───── Extracted records
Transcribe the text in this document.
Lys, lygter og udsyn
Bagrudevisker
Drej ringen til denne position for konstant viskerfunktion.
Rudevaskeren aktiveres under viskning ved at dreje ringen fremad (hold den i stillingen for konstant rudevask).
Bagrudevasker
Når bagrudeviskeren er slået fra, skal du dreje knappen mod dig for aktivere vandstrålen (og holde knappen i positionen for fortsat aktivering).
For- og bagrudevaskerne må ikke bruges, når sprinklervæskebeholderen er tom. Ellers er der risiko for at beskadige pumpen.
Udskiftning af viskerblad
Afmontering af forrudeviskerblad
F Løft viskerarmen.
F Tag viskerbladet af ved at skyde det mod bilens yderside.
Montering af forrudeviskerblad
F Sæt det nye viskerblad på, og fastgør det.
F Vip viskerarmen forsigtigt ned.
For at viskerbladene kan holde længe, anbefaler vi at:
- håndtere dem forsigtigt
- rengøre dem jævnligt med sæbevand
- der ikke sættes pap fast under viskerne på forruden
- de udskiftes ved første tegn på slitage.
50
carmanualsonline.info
──────────
───── Extracted records
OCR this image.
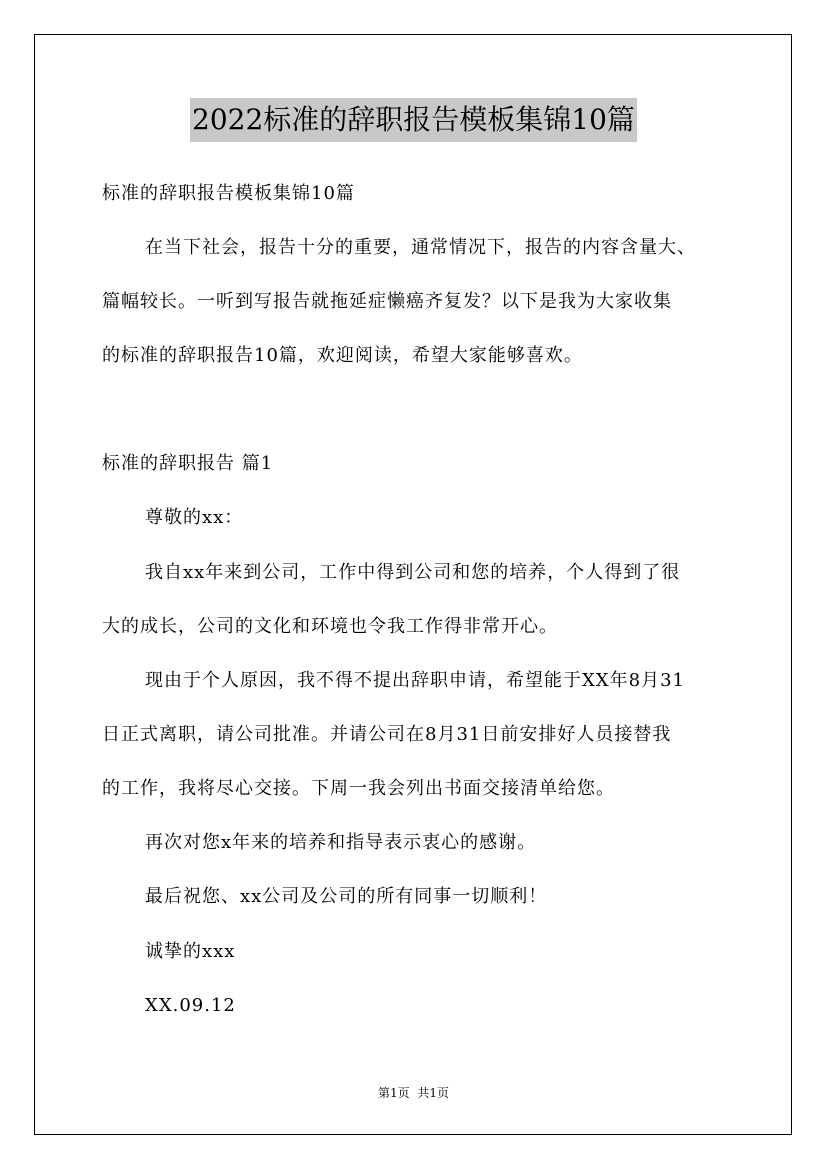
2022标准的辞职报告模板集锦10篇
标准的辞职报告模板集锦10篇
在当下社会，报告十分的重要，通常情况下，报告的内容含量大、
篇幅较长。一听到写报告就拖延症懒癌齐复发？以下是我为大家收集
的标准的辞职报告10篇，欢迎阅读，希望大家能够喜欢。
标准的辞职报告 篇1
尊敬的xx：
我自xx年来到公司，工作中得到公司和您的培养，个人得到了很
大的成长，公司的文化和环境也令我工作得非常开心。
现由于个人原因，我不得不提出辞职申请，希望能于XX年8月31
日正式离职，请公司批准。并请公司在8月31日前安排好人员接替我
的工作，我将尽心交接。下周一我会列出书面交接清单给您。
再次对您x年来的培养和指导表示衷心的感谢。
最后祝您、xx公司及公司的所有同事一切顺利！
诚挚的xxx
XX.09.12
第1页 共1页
──────────
───── Extracted records
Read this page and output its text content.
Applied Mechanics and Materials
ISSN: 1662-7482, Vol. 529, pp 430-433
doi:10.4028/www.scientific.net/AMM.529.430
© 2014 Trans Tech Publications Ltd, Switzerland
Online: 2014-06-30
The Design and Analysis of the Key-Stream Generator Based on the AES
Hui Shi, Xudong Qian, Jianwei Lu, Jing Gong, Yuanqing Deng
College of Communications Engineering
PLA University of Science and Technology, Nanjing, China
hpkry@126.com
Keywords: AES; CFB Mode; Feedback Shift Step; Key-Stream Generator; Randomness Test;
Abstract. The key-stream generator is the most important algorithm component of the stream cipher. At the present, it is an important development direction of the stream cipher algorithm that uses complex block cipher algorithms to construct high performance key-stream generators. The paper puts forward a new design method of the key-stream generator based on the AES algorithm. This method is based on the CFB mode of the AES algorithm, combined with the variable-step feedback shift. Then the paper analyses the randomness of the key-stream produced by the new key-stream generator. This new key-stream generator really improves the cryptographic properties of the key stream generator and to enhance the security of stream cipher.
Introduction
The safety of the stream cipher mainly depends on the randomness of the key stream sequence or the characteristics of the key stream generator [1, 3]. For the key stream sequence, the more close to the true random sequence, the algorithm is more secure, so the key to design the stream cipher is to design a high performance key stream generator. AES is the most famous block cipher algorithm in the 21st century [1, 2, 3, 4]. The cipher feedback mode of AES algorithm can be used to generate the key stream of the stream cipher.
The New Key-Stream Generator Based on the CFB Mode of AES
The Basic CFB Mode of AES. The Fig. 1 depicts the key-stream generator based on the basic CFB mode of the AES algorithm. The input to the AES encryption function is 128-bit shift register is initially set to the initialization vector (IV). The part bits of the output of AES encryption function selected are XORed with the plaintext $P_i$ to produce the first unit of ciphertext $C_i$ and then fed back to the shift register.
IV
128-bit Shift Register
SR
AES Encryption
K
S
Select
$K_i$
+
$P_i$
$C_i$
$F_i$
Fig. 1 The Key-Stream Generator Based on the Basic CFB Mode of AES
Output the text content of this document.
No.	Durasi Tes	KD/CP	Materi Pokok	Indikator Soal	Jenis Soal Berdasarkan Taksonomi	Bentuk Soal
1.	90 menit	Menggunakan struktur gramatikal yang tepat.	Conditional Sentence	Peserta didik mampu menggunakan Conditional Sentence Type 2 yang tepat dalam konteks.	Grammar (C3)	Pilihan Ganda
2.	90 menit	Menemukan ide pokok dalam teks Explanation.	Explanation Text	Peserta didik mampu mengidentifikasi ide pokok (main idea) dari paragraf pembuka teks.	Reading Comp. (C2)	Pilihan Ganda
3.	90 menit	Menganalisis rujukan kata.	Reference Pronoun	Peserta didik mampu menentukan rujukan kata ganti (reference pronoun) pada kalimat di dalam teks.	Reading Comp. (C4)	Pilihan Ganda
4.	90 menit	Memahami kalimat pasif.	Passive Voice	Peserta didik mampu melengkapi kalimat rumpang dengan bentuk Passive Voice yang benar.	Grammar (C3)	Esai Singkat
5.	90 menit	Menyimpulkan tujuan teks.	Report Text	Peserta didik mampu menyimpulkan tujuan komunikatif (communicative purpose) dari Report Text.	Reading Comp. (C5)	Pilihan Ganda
──────────
Short exercise: Gather all lines from the listing above in which "ikke" occurs.

Response to this task:
For- og bagrudevaskerne må ikke bruges, når sprinklervæskebeholderen er tom. Ellers er der risiko for at beskadige pumpen.
- der ikke sættes pap fast under viskerne på forruden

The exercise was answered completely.